TASK REQUIREMENTS >>
Go through each line of the records below and count those with the word "harmoniebedürftig"; give only the total.

Saved entries:

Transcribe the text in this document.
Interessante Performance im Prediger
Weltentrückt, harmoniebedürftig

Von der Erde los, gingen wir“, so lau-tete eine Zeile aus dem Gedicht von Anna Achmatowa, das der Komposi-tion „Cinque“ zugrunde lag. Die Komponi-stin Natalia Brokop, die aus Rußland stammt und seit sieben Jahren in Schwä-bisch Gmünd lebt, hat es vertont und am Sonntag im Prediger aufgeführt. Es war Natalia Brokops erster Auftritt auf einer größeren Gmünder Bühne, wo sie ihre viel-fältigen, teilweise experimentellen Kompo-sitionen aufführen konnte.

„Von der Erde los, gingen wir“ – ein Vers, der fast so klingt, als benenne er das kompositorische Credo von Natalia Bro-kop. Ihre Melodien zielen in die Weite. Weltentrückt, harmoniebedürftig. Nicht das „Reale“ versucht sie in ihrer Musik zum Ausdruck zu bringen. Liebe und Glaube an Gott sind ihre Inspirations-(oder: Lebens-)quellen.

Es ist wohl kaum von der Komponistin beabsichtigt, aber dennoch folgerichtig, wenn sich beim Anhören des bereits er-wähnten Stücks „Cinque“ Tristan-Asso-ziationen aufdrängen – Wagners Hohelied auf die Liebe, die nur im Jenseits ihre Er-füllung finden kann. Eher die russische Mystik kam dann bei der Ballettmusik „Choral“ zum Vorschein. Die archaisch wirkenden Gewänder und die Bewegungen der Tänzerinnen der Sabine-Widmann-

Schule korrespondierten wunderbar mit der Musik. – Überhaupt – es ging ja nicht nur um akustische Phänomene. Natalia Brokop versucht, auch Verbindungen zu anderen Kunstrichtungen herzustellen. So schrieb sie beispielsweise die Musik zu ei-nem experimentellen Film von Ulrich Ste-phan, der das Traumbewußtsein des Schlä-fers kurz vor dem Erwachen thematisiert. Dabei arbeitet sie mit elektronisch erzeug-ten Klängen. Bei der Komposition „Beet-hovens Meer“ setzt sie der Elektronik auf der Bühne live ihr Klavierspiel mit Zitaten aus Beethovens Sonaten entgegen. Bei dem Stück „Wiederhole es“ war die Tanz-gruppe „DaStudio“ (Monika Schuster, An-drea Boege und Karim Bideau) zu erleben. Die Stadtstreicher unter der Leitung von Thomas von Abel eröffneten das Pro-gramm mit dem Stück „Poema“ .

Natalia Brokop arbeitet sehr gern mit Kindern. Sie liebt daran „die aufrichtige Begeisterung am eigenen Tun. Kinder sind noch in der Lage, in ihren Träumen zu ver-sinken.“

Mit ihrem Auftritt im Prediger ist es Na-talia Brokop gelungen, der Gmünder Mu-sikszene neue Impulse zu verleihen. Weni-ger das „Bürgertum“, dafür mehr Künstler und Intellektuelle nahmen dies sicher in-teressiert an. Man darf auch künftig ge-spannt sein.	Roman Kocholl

EXERCISE OUTPUT >>
2